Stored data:
§

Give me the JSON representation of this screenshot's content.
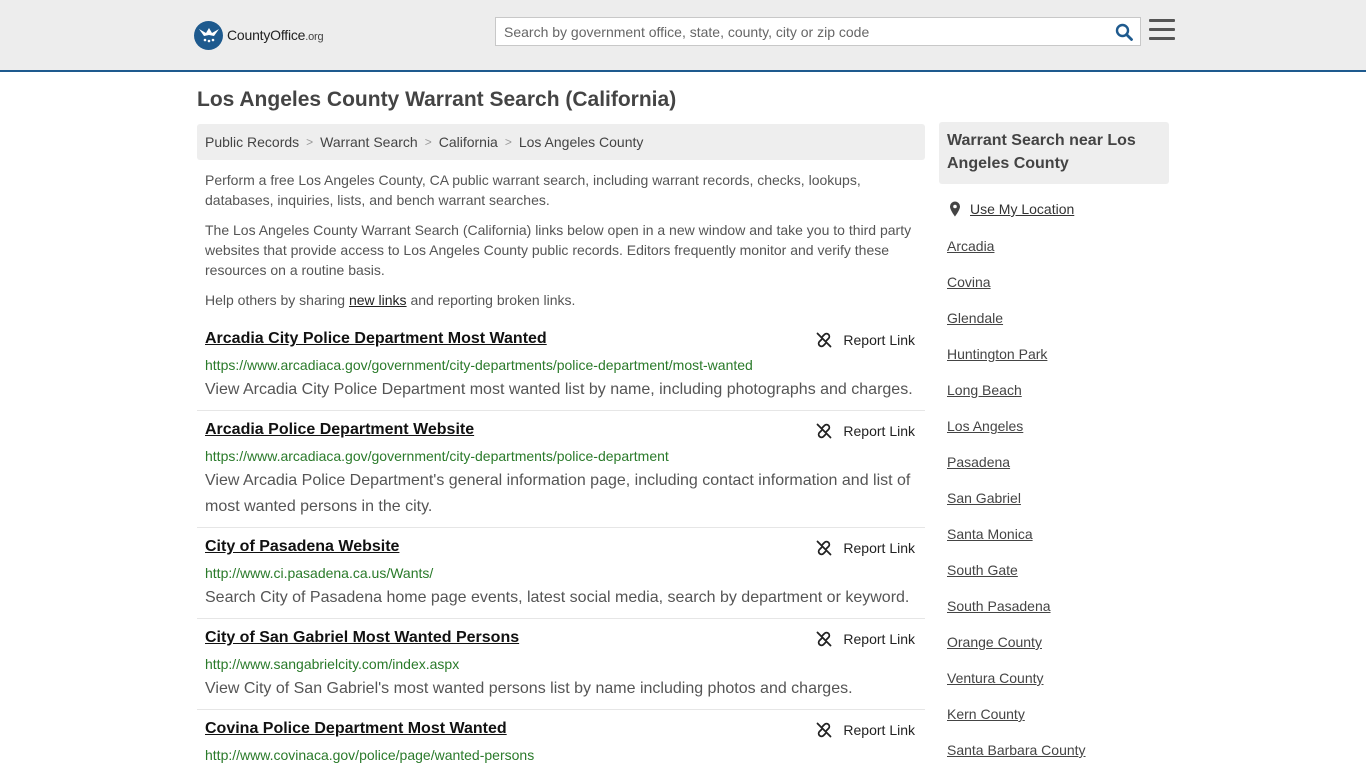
{
  "header": {
    "logo_name": "CountyOffice",
    "logo_tld": ".org",
    "search_placeholder": "Search by government office, state, county, city or zip code"
  },
  "page": {
    "title": "Los Angeles County Warrant Search (California)"
  },
  "breadcrumb": [
    "Public Records",
    "Warrant Search",
    "California",
    "Los Angeles County"
  ],
  "intro": {
    "p1": "Perform a free Los Angeles County, CA public warrant search, including warrant records, checks, lookups, databases, inquiries, lists, and bench warrant searches.",
    "p2": "The Los Angeles County Warrant Search (California) links below open in a new window and take you to third party websites that provide access to Los Angeles County public records. Editors frequently monitor and verify these resources on a routine basis.",
    "p3_before": "Help others by sharing ",
    "p3_link": "new links",
    "p3_after": " and reporting broken links."
  },
  "report_label": "Report Link",
  "results": [
    {
      "title": "Arcadia City Police Department Most Wanted",
      "url": "https://www.arcadiaca.gov/government/city-departments/police-department/most-wanted",
      "desc": "View Arcadia City Police Department most wanted list by name, including photographs and charges."
    },
    {
      "title": "Arcadia Police Department Website",
      "url": "https://www.arcadiaca.gov/government/city-departments/police-department",
      "desc": "View Arcadia Police Department's general information page, including contact information and list of most wanted persons in the city."
    },
    {
      "title": "City of Pasadena Website",
      "url": "http://www.ci.pasadena.ca.us/Wants/",
      "desc": "Search City of Pasadena home page events, latest social media, search by department or keyword."
    },
    {
      "title": "City of San Gabriel Most Wanted Persons",
      "url": "http://www.sangabrielcity.com/index.aspx",
      "desc": "View City of San Gabriel's most wanted persons list by name including photos and charges."
    },
    {
      "title": "Covina Police Department Most Wanted",
      "url": "http://www.covinaca.gov/police/page/wanted-persons",
      "desc": ""
    }
  ],
  "sidebar": {
    "heading": "Warrant Search near Los Angeles County",
    "use_location": "Use My Location",
    "links": [
      "Arcadia",
      "Covina",
      "Glendale",
      "Huntington Park",
      "Long Beach",
      "Los Angeles",
      "Pasadena",
      "San Gabriel",
      "Santa Monica",
      "South Gate",
      "South Pasadena",
      "Orange County",
      "Ventura County",
      "Kern County",
      "Santa Barbara County"
    ]
  },
  "colors": {
    "brand": "#1e5a8e",
    "url_green": "#2a7a2a",
    "header_bg": "#ededed"
  }
}
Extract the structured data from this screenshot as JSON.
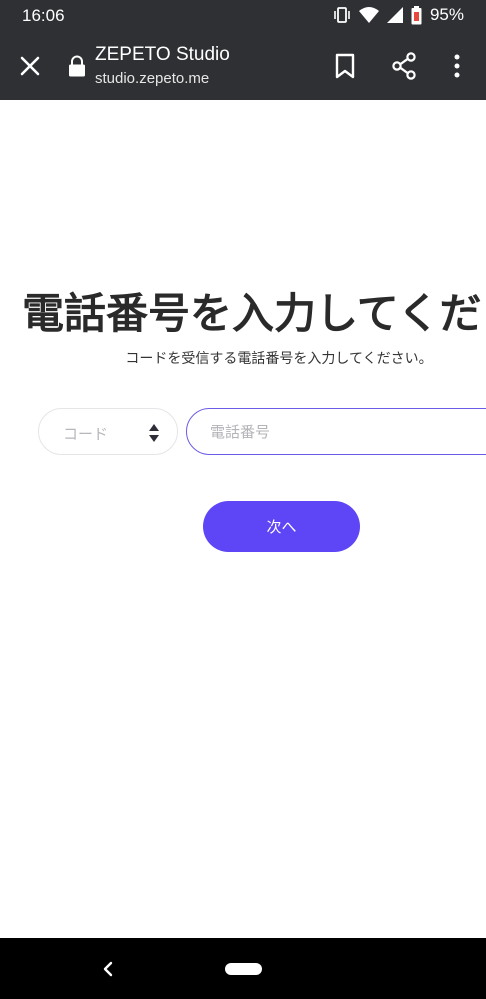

§

→ **THE PROBLEM**
Make an exact copy of all the material, but keep the pictures out of it.

→ **COMPLETED TASK**
Give me the JSON representation of this screenshot's content.
{
  "header": {
    "logo_name": "CountyOffice",
    "logo_tld": ".org",
    "search_placeholder": "Search by government office, state, county, city or zip code"
  },
  "page": {
    "title": "Los Angeles County Warrant Search (California)"
  },
  "breadcrumb": [
    "Public Records",
    "Warrant Search",
    "California",
    "Los Angeles County"
  ],
  "intro": {
    "p1": "Perform a free Los Angeles County, CA public warrant search, including warrant records, checks, lookups, databases, inquiries, lists, and bench warrant searches.",
    "p2": "The Los Angeles County Warrant Search (California) links below open in a new window and take you to third party websites that provide access to Los Angeles County public records. Editors frequently monitor and verify these resources on a routine basis.",
    "p3_before": "Help others by sharing ",
    "p3_link": "new links",
    "p3_after": " and reporting broken links."
  },
  "report_label": "Report Link",
  "results": [
    {
      "title": "Arcadia City Police Department Most Wanted",
      "url": "https://www.arcadiaca.gov/government/city-departments/police-department/most-wanted",
      "desc": "View Arcadia City Police Department most wanted list by name, including photographs and charges."
    },
    {
      "title": "Arcadia Police Department Website",
      "url": "https://www.arcadiaca.gov/government/city-departments/police-department",
      "desc": "View Arcadia Police Department's general information page, including contact information and list of most wanted persons in the city."
    },
    {
      "title": "City of Pasadena Website",
      "url": "http://www.ci.pasadena.ca.us/Wants/",
      "desc": "Search City of Pasadena home page events, latest social media, search by department or keyword."
    },
    {
      "title": "City of San Gabriel Most Wanted Persons",
      "url": "http://www.sangabrielcity.com/index.aspx",
      "desc": "View City of San Gabriel's most wanted persons list by name including photos and charges."
    },
    {
      "title": "Covina Police Department Most Wanted",
      "url": "http://www.covinaca.gov/police/page/wanted-persons",
      "desc": ""
    }
  ],
  "sidebar": {
    "heading": "Warrant Search near Los Angeles County",
    "use_location": "Use My Location",
    "links": [
      "Arcadia",
      "Covina",
      "Glendale",
      "Huntington Park",
      "Long Beach",
      "Los Angeles",
      "Pasadena",
      "San Gabriel",
      "Santa Monica",
      "South Gate",
      "South Pasadena",
      "Orange County",
      "Ventura County",
      "Kern County",
      "Santa Barbara County"
    ]
  },
  "colors": {
    "brand": "#1e5a8e",
    "url_green": "#2a7a2a",
    "header_bg": "#ededed"
  }
}
Extract the structured data from this screenshot as JSON.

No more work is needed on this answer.